- **What this task involves**:
Your task is to extract every entry that follows word for word while excluding the pictures.
### Records for the exercise
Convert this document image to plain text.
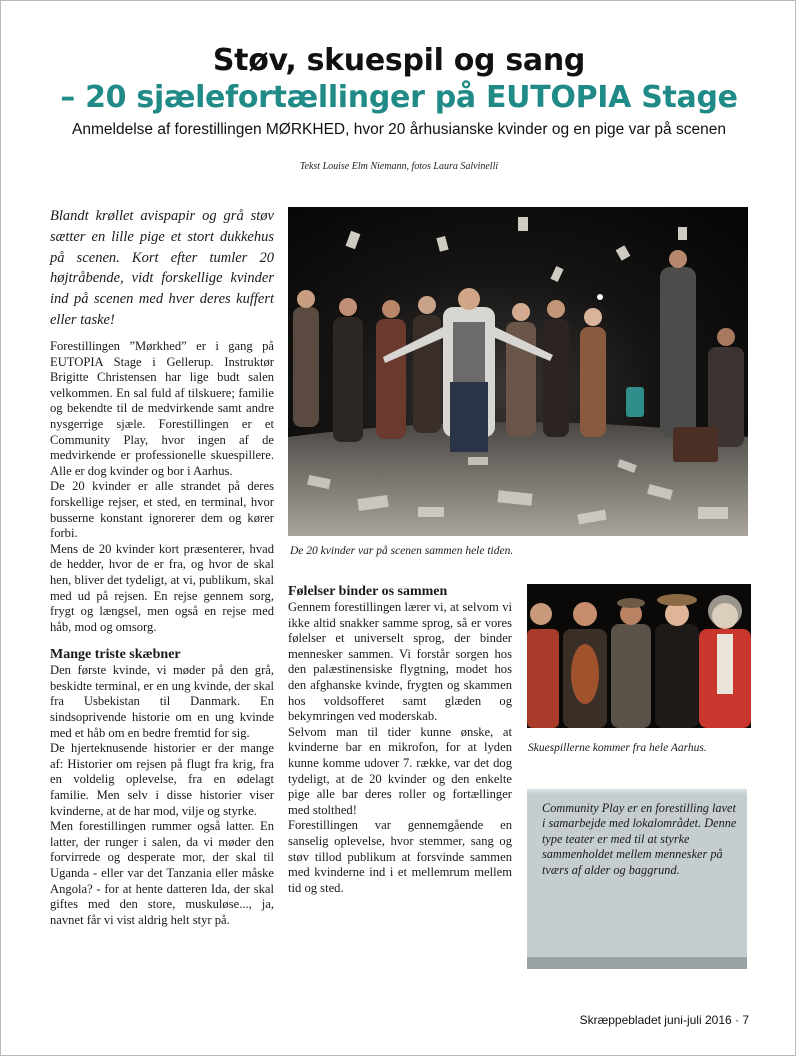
Støv, skuespil og sang
– 20 sjælefortællinger på EUTOPIA Stage
Anmeldelse af forestillingen MØRKHED, hvor 20 århusianske kvinder og en pige var på scenen
Tekst Louise Elm Niemann, fotos Laura Salvinelli
Blandt krøllet avispapir og grå støv sætter en lille pige et stort dukkehus på scenen. Kort efter tumler 20 højtråbende, vidt forskellige kvinder ind på scenen med hver deres kuffert eller taske!

Forestillingen ”Mørkhed” er i gang på EUTOPIA Stage i Gellerup. Instruktør Brigitte Christensen har lige budt salen velkommen. En sal fuld af tilskuere; familie og bekendte til de medvirkende samt andre nysgerrige sjæle. Forestillingen er et Community Play, hvor ingen af de medvirkende er professionelle skuespillere. Alle er dog kvinder og bor i Aarhus.

De 20 kvinder er alle strandet på deres forskellige rejser, et sted, en terminal, hvor busserne konstant ignorerer dem og kører forbi.

Mens de 20 kvinder kort præsenterer, hvad de hedder, hvor de er fra, og hvor de skal hen, bliver det tydeligt, at vi, publikum, skal med ud på rejsen. En rejse gennem sorg, frygt og længsel, men også en rejse med håb, mod og omsorg.

Mange triste skæbner

Den første kvinde, vi møder på den grå, beskidte terminal, er en ung kvinde, der skal fra Usbekistan til Danmark. En sindsoprivende historie om en ung kvinde med et håb om en bedre fremtid for sig.

De hjerteknusende historier er der mange af: Historier om rejsen på flugt fra krig, fra en voldelig oplevelse, fra en ødelagt familie. Men selv i disse historier viser kvinderne, at de har mod, vilje og styrke.

Men forestillingen rummer også latter. En latter, der runger i salen, da vi møder den forvirrede og desperate mor, der skal til Uganda - eller var det Tanzania eller måske Angola? - for at hente datteren Ida, der skal giftes med den store, muskuløse..., ja, navnet får vi vist aldrig helt styr på.

De 20 kvinder var på scenen sammen hele tiden.
Skuespillerne kommer fra hele Aarhus.
Følelser binder os sammen

Gennem forestillingen lærer vi, at selvom vi ikke altid snakker samme sprog, så er vores følelser et universelt sprog, der binder mennesker sammen. Vi forstår sorgen hos den palæstinensiske flygtning, modet hos den afghanske kvinde, frygten og skammen hos voldsofferet samt glæden og bekymringen ved moderskab.

Selvom man til tider kunne ønske, at kvinderne bar en mikrofon, for at lyden kunne komme udover 7. række, var det dog tydeligt, at de 20 kvinder og den enkelte pige alle bar deres roller og fortællinger med stolthed!

Forestillingen var gennemgående en sanselig oplevelse, hvor stemmer, sang og støv tillod publikum at forsvinde sammen med kvinderne ind i et mellemrum mellem tid og sted.

Community Play er en forestilling lavet i samarbejde med lokalområdet. Denne type teater er med til at styrke sammenholdet mellem mennesker på tværs af alder og baggrund.
Skræppebladet juni-juli 2016 · 7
######
- **Full output**:
Convert this document image to plain text.
Støv, skuespil og sang
– 20 sjælefortællinger på EUTOPIA Stage
Anmeldelse af forestillingen MØRKHED, hvor 20 århusianske kvinder og en pige var på scenen
Tekst Louise Elm Niemann, fotos Laura Salvinelli
Blandt krøllet avispapir og grå støv sætter en lille pige et stort dukkehus på scenen. Kort efter tumler 20 højtråbende, vidt forskellige kvinder ind på scenen med hver deres kuffert eller taske!

Forestillingen ”Mørkhed” er i gang på EUTOPIA Stage i Gellerup. Instruktør Brigitte Christensen har lige budt salen velkommen. En sal fuld af tilskuere; familie og bekendte til de medvirkende samt andre nysgerrige sjæle. Forestillingen er et Community Play, hvor ingen af de medvirkende er professionelle skuespillere. Alle er dog kvinder og bor i Aarhus.

De 20 kvinder er alle strandet på deres forskellige rejser, et sted, en terminal, hvor busserne konstant ignorerer dem og kører forbi.

Mens de 20 kvinder kort præsenterer, hvad de hedder, hvor de er fra, og hvor de skal hen, bliver det tydeligt, at vi, publikum, skal med ud på rejsen. En rejse gennem sorg, frygt og længsel, men også en rejse med håb, mod og omsorg.

Mange triste skæbner

Den første kvinde, vi møder på den grå, beskidte terminal, er en ung kvinde, der skal fra Usbekistan til Danmark. En sindsoprivende historie om en ung kvinde med et håb om en bedre fremtid for sig.

De hjerteknusende historier er der mange af: Historier om rejsen på flugt fra krig, fra en voldelig oplevelse, fra en ødelagt familie. Men selv i disse historier viser kvinderne, at de har mod, vilje og styrke.

Men forestillingen rummer også latter. En latter, der runger i salen, da vi møder den forvirrede og desperate mor, der skal til Uganda - eller var det Tanzania eller måske Angola? - for at hente datteren Ida, der skal giftes med den store, muskuløse..., ja, navnet får vi vist aldrig helt styr på.

De 20 kvinder var på scenen sammen hele tiden.
Skuespillerne kommer fra hele Aarhus.
Følelser binder os sammen

Gennem forestillingen lærer vi, at selvom vi ikke altid snakker samme sprog, så er vores følelser et universelt sprog, der binder mennesker sammen. Vi forstår sorgen hos den palæstinensiske flygtning, modet hos den afghanske kvinde, frygten og skammen hos voldsofferet samt glæden og bekymringen ved moderskab.

Selvom man til tider kunne ønske, at kvinderne bar en mikrofon, for at lyden kunne komme udover 7. række, var det dog tydeligt, at de 20 kvinder og den enkelte pige alle bar deres roller og fortællinger med stolthed!

Forestillingen var gennemgående en sanselig oplevelse, hvor stemmer, sang og støv tillod publikum at forsvinde sammen med kvinderne ind i et mellemrum mellem tid og sted.

Community Play er en forestilling lavet i samarbejde med lokalområdet. Denne type teater er med til at styrke sammenholdet mellem mennesker på tværs af alder og baggrund.
Skræppebladet juni-juli 2016 · 7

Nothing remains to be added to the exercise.